### Directions for this task
Reproduce the lines of the material exactly, excluding every image.

### Material shown
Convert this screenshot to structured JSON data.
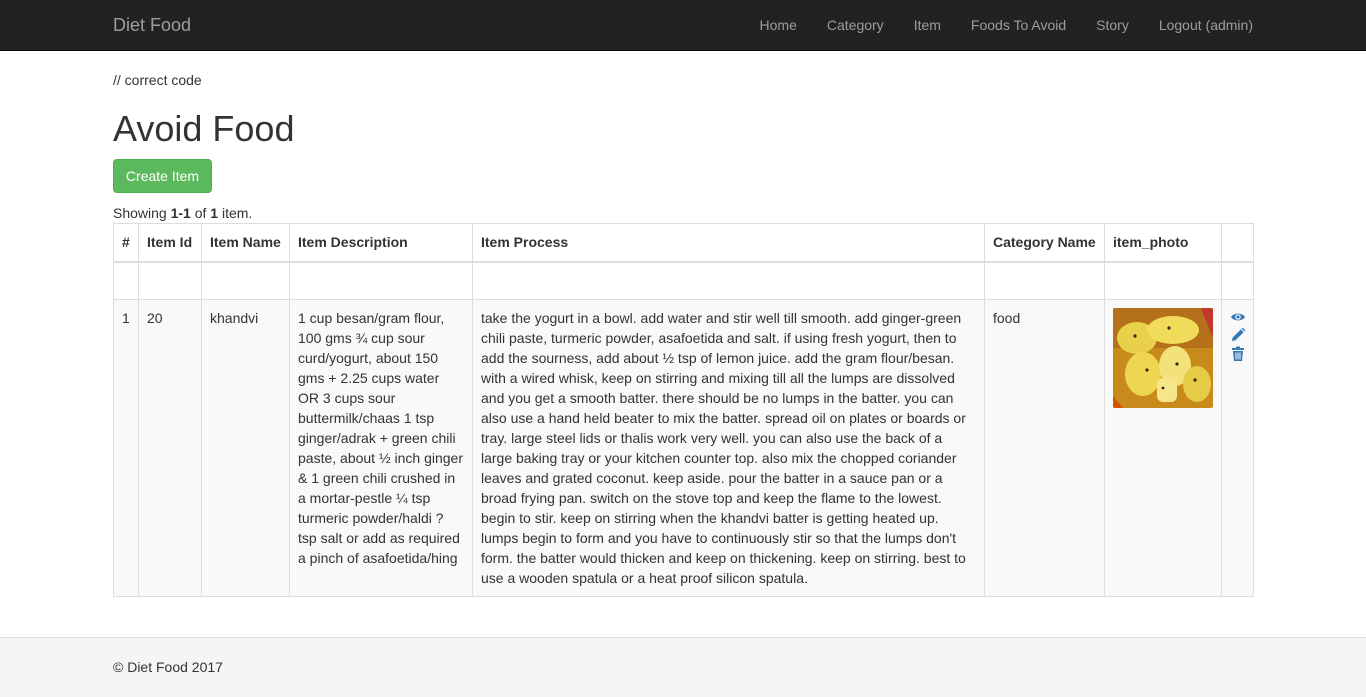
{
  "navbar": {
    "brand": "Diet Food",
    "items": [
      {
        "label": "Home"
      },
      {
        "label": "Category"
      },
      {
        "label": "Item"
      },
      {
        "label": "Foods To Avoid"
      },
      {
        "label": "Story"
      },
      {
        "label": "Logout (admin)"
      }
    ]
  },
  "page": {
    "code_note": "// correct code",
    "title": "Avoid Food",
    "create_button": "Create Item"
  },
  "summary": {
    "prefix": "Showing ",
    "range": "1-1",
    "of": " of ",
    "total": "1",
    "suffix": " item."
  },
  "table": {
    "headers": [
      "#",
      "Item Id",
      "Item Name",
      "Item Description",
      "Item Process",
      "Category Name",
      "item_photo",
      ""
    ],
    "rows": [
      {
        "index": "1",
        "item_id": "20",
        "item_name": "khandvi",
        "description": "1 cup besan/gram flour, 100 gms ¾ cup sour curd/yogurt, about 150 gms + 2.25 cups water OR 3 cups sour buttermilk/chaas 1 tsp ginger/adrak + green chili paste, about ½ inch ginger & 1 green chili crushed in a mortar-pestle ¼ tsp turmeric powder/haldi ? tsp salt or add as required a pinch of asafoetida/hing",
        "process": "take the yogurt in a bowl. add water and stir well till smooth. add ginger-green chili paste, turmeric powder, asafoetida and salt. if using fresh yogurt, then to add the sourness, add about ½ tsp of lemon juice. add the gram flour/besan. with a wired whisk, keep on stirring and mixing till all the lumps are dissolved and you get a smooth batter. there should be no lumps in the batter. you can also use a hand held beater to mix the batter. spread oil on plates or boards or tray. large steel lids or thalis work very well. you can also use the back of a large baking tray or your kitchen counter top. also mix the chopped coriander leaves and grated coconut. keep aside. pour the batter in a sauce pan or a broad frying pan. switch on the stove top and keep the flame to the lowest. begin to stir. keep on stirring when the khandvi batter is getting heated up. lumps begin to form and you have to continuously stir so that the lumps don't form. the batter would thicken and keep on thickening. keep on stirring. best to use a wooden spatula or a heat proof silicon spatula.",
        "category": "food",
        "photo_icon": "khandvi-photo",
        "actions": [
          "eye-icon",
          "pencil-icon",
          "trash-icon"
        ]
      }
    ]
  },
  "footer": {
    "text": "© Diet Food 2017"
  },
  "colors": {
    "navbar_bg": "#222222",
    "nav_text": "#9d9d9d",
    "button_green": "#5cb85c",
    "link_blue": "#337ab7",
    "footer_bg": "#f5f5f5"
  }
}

### Solved exercise
Convert this screenshot to structured JSON data.
{
  "navbar": {
    "brand": "Diet Food",
    "items": [
      {
        "label": "Home"
      },
      {
        "label": "Category"
      },
      {
        "label": "Item"
      },
      {
        "label": "Foods To Avoid"
      },
      {
        "label": "Story"
      },
      {
        "label": "Logout (admin)"
      }
    ]
  },
  "page": {
    "code_note": "// correct code",
    "title": "Avoid Food",
    "create_button": "Create Item"
  },
  "summary": {
    "prefix": "Showing ",
    "range": "1-1",
    "of": " of ",
    "total": "1",
    "suffix": " item."
  },
  "table": {
    "headers": [
      "#",
      "Item Id",
      "Item Name",
      "Item Description",
      "Item Process",
      "Category Name",
      "item_photo",
      ""
    ],
    "rows": [
      {
        "index": "1",
        "item_id": "20",
        "item_name": "khandvi",
        "description": "1 cup besan/gram flour, 100 gms ¾ cup sour curd/yogurt, about 150 gms + 2.25 cups water OR 3 cups sour buttermilk/chaas 1 tsp ginger/adrak + green chili paste, about ½ inch ginger & 1 green chili crushed in a mortar-pestle ¼ tsp turmeric powder/haldi ? tsp salt or add as required a pinch of asafoetida/hing",
        "process": "take the yogurt in a bowl. add water and stir well till smooth. add ginger-green chili paste, turmeric powder, asafoetida and salt. if using fresh yogurt, then to add the sourness, add about ½ tsp of lemon juice. add the gram flour/besan. with a wired whisk, keep on stirring and mixing till all the lumps are dissolved and you get a smooth batter. there should be no lumps in the batter. you can also use a hand held beater to mix the batter. spread oil on plates or boards or tray. large steel lids or thalis work very well. you can also use the back of a large baking tray or your kitchen counter top. also mix the chopped coriander leaves and grated coconut. keep aside. pour the batter in a sauce pan or a broad frying pan. switch on the stove top and keep the flame to the lowest. begin to stir. keep on stirring when the khandvi batter is getting heated up. lumps begin to form and you have to continuously stir so that the lumps don't form. the batter would thicken and keep on thickening. keep on stirring. best to use a wooden spatula or a heat proof silicon spatula.",
        "category": "food",
        "photo_icon": "khandvi-photo",
        "actions": [
          "eye-icon",
          "pencil-icon",
          "trash-icon"
        ]
      }
    ]
  },
  "footer": {
    "text": "© Diet Food 2017"
  },
  "colors": {
    "navbar_bg": "#222222",
    "nav_text": "#9d9d9d",
    "button_green": "#5cb85c",
    "link_blue": "#337ab7",
    "footer_bg": "#f5f5f5"
  }
}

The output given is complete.